CHALLENGE :: Omit every picture while repeating the entries exactly.
DATA start
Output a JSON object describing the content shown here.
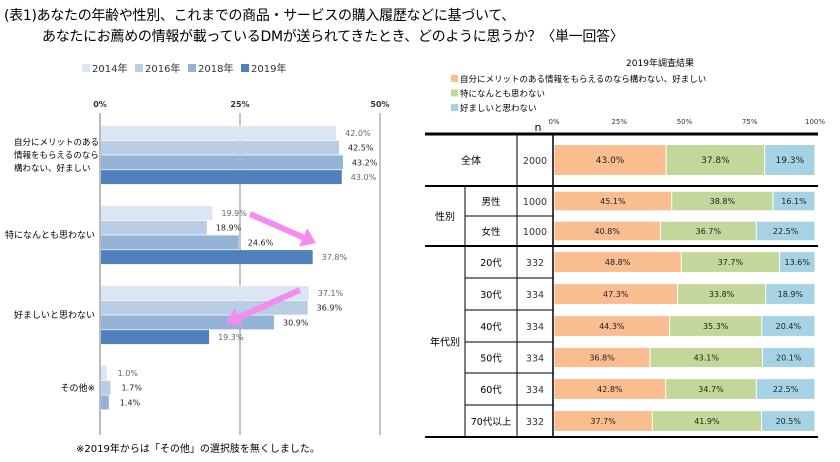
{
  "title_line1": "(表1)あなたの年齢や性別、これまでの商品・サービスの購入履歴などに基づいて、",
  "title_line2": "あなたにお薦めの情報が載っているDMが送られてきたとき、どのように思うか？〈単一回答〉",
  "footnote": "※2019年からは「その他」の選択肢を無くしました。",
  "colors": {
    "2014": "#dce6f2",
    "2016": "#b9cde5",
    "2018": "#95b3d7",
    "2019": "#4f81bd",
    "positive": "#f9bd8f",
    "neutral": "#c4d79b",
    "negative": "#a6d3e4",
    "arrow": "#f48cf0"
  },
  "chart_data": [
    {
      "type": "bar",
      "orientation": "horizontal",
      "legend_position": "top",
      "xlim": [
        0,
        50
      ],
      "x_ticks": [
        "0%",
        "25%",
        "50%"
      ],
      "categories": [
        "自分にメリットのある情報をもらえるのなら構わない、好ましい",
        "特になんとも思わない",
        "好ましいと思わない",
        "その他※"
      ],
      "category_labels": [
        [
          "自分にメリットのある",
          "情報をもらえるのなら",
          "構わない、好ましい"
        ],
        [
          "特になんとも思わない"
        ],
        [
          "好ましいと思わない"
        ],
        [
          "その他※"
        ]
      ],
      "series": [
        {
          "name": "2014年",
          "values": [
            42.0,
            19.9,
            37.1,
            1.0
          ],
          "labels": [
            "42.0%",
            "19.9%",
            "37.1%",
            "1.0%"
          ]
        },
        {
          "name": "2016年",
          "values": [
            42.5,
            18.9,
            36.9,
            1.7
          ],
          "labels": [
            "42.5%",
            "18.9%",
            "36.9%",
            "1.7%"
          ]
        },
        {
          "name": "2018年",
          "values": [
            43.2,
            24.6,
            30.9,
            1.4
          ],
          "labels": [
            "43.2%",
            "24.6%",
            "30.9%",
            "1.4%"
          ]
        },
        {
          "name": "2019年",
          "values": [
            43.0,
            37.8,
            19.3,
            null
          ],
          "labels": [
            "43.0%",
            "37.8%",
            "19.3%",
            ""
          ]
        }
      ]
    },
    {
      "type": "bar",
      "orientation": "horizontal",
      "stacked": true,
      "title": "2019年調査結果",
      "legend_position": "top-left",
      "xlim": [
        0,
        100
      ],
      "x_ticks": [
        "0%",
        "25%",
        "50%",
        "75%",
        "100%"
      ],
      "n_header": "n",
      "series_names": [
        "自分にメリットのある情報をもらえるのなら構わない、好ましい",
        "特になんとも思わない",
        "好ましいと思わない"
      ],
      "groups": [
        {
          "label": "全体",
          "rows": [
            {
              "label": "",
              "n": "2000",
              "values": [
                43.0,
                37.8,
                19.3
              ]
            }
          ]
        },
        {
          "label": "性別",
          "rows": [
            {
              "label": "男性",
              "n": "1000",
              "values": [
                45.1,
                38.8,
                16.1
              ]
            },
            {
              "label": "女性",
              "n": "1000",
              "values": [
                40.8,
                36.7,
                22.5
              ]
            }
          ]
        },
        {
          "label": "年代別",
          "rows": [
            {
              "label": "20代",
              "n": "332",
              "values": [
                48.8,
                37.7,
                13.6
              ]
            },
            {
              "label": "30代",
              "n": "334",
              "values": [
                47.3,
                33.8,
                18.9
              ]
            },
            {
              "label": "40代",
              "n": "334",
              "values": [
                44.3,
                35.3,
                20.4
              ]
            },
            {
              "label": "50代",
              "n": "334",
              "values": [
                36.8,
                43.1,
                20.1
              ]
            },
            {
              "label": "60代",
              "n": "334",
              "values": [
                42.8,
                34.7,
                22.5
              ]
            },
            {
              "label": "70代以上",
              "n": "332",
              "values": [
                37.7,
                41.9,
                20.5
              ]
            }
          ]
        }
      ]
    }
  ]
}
DATA end
RIGHT ANSWER ::
Output a JSON object describing the content shown here.
{
  "title_line1": "(表1)あなたの年齢や性別、これまでの商品・サービスの購入履歴などに基づいて、",
  "title_line2": "あなたにお薦めの情報が載っているDMが送られてきたとき、どのように思うか？〈単一回答〉",
  "footnote": "※2019年からは「その他」の選択肢を無くしました。",
  "colors": {
    "2014": "#dce6f2",
    "2016": "#b9cde5",
    "2018": "#95b3d7",
    "2019": "#4f81bd",
    "positive": "#f9bd8f",
    "neutral": "#c4d79b",
    "negative": "#a6d3e4",
    "arrow": "#f48cf0"
  },
  "chart_data": [
    {
      "type": "bar",
      "orientation": "horizontal",
      "legend_position": "top",
      "xlim": [
        0,
        50
      ],
      "x_ticks": [
        "0%",
        "25%",
        "50%"
      ],
      "categories": [
        "自分にメリットのある情報をもらえるのなら構わない、好ましい",
        "特になんとも思わない",
        "好ましいと思わない",
        "その他※"
      ],
      "category_labels": [
        [
          "自分にメリットのある",
          "情報をもらえるのなら",
          "構わない、好ましい"
        ],
        [
          "特になんとも思わない"
        ],
        [
          "好ましいと思わない"
        ],
        [
          "その他※"
        ]
      ],
      "series": [
        {
          "name": "2014年",
          "values": [
            42.0,
            19.9,
            37.1,
            1.0
          ],
          "labels": [
            "42.0%",
            "19.9%",
            "37.1%",
            "1.0%"
          ]
        },
        {
          "name": "2016年",
          "values": [
            42.5,
            18.9,
            36.9,
            1.7
          ],
          "labels": [
            "42.5%",
            "18.9%",
            "36.9%",
            "1.7%"
          ]
        },
        {
          "name": "2018年",
          "values": [
            43.2,
            24.6,
            30.9,
            1.4
          ],
          "labels": [
            "43.2%",
            "24.6%",
            "30.9%",
            "1.4%"
          ]
        },
        {
          "name": "2019年",
          "values": [
            43.0,
            37.8,
            19.3,
            null
          ],
          "labels": [
            "43.0%",
            "37.8%",
            "19.3%",
            ""
          ]
        }
      ]
    },
    {
      "type": "bar",
      "orientation": "horizontal",
      "stacked": true,
      "title": "2019年調査結果",
      "legend_position": "top-left",
      "xlim": [
        0,
        100
      ],
      "x_ticks": [
        "0%",
        "25%",
        "50%",
        "75%",
        "100%"
      ],
      "n_header": "n",
      "series_names": [
        "自分にメリットのある情報をもらえるのなら構わない、好ましい",
        "特になんとも思わない",
        "好ましいと思わない"
      ],
      "groups": [
        {
          "label": "全体",
          "rows": [
            {
              "label": "",
              "n": "2000",
              "values": [
                43.0,
                37.8,
                19.3
              ]
            }
          ]
        },
        {
          "label": "性別",
          "rows": [
            {
              "label": "男性",
              "n": "1000",
              "values": [
                45.1,
                38.8,
                16.1
              ]
            },
            {
              "label": "女性",
              "n": "1000",
              "values": [
                40.8,
                36.7,
                22.5
              ]
            }
          ]
        },
        {
          "label": "年代別",
          "rows": [
            {
              "label": "20代",
              "n": "332",
              "values": [
                48.8,
                37.7,
                13.6
              ]
            },
            {
              "label": "30代",
              "n": "334",
              "values": [
                47.3,
                33.8,
                18.9
              ]
            },
            {
              "label": "40代",
              "n": "334",
              "values": [
                44.3,
                35.3,
                20.4
              ]
            },
            {
              "label": "50代",
              "n": "334",
              "values": [
                36.8,
                43.1,
                20.1
              ]
            },
            {
              "label": "60代",
              "n": "334",
              "values": [
                42.8,
                34.7,
                22.5
              ]
            },
            {
              "label": "70代以上",
              "n": "332",
              "values": [
                37.7,
                41.9,
                20.5
              ]
            }
          ]
        }
      ]
    }
  ]
}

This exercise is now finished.